* **DATA PROVIDED**

+---+

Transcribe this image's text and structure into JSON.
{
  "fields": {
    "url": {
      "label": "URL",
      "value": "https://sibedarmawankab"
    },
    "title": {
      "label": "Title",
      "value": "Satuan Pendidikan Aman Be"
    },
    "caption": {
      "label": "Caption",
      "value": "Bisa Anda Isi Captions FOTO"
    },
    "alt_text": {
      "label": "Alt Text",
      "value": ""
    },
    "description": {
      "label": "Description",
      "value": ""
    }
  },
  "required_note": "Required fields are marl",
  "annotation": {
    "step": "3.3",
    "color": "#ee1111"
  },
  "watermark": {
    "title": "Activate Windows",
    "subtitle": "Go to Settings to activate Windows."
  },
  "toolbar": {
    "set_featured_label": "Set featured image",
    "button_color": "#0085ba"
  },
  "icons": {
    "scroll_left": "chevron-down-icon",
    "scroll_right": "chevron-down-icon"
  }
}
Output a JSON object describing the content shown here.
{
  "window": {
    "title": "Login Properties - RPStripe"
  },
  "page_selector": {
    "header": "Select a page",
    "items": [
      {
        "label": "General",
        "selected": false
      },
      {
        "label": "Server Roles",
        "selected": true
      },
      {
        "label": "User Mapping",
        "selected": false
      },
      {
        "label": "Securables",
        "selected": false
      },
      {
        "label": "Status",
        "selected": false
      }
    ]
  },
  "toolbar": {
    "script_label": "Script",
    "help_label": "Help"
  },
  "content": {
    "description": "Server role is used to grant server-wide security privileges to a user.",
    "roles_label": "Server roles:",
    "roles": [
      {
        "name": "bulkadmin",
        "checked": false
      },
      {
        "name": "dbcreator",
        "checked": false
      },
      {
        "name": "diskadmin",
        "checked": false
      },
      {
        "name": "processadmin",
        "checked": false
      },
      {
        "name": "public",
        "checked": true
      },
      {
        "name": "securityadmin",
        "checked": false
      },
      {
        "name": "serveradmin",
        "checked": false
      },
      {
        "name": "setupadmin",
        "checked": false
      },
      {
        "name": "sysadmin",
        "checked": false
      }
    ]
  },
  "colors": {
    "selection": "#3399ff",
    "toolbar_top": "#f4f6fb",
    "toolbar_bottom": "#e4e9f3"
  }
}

+---+

Recopy the entries above exactly, with every line included.

* **REPLY TO THE TASK**
Transcribe this image's text and structure into JSON.
{
  "fields": {
    "url": {
      "label": "URL",
      "value": "https://sibedarmawankab"
    },
    "title": {
      "label": "Title",
      "value": "Satuan Pendidikan Aman Be"
    },
    "caption": {
      "label": "Caption",
      "value": "Bisa Anda Isi Captions FOTO"
    },
    "alt_text": {
      "label": "Alt Text",
      "value": ""
    },
    "description": {
      "label": "Description",
      "value": ""
    }
  },
  "required_note": "Required fields are marl",
  "annotation": {
    "step": "3.3",
    "color": "#ee1111"
  },
  "watermark": {
    "title": "Activate Windows",
    "subtitle": "Go to Settings to activate Windows."
  },
  "toolbar": {
    "set_featured_label": "Set featured image",
    "button_color": "#0085ba"
  },
  "icons": {
    "scroll_left": "chevron-down-icon",
    "scroll_right": "chevron-down-icon"
  }
}
Output a JSON object describing the content shown here.
{
  "window": {
    "title": "Login Properties - RPStripe"
  },
  "page_selector": {
    "header": "Select a page",
    "items": [
      {
        "label": "General",
        "selected": false
      },
      {
        "label": "Server Roles",
        "selected": true
      },
      {
        "label": "User Mapping",
        "selected": false
      },
      {
        "label": "Securables",
        "selected": false
      },
      {
        "label": "Status",
        "selected": false
      }
    ]
  },
  "toolbar": {
    "script_label": "Script",
    "help_label": "Help"
  },
  "content": {
    "description": "Server role is used to grant server-wide security privileges to a user.",
    "roles_label": "Server roles:",
    "roles": [
      {
        "name": "bulkadmin",
        "checked": false
      },
      {
        "name": "dbcreator",
        "checked": false
      },
      {
        "name": "diskadmin",
        "checked": false
      },
      {
        "name": "processadmin",
        "checked": false
      },
      {
        "name": "public",
        "checked": true
      },
      {
        "name": "securityadmin",
        "checked": false
      },
      {
        "name": "serveradmin",
        "checked": false
      },
      {
        "name": "setupadmin",
        "checked": false
      },
      {
        "name": "sysadmin",
        "checked": false
      }
    ]
  },
  "colors": {
    "selection": "#3399ff",
    "toolbar_top": "#f4f6fb",
    "toolbar_bottom": "#e4e9f3"
  }
}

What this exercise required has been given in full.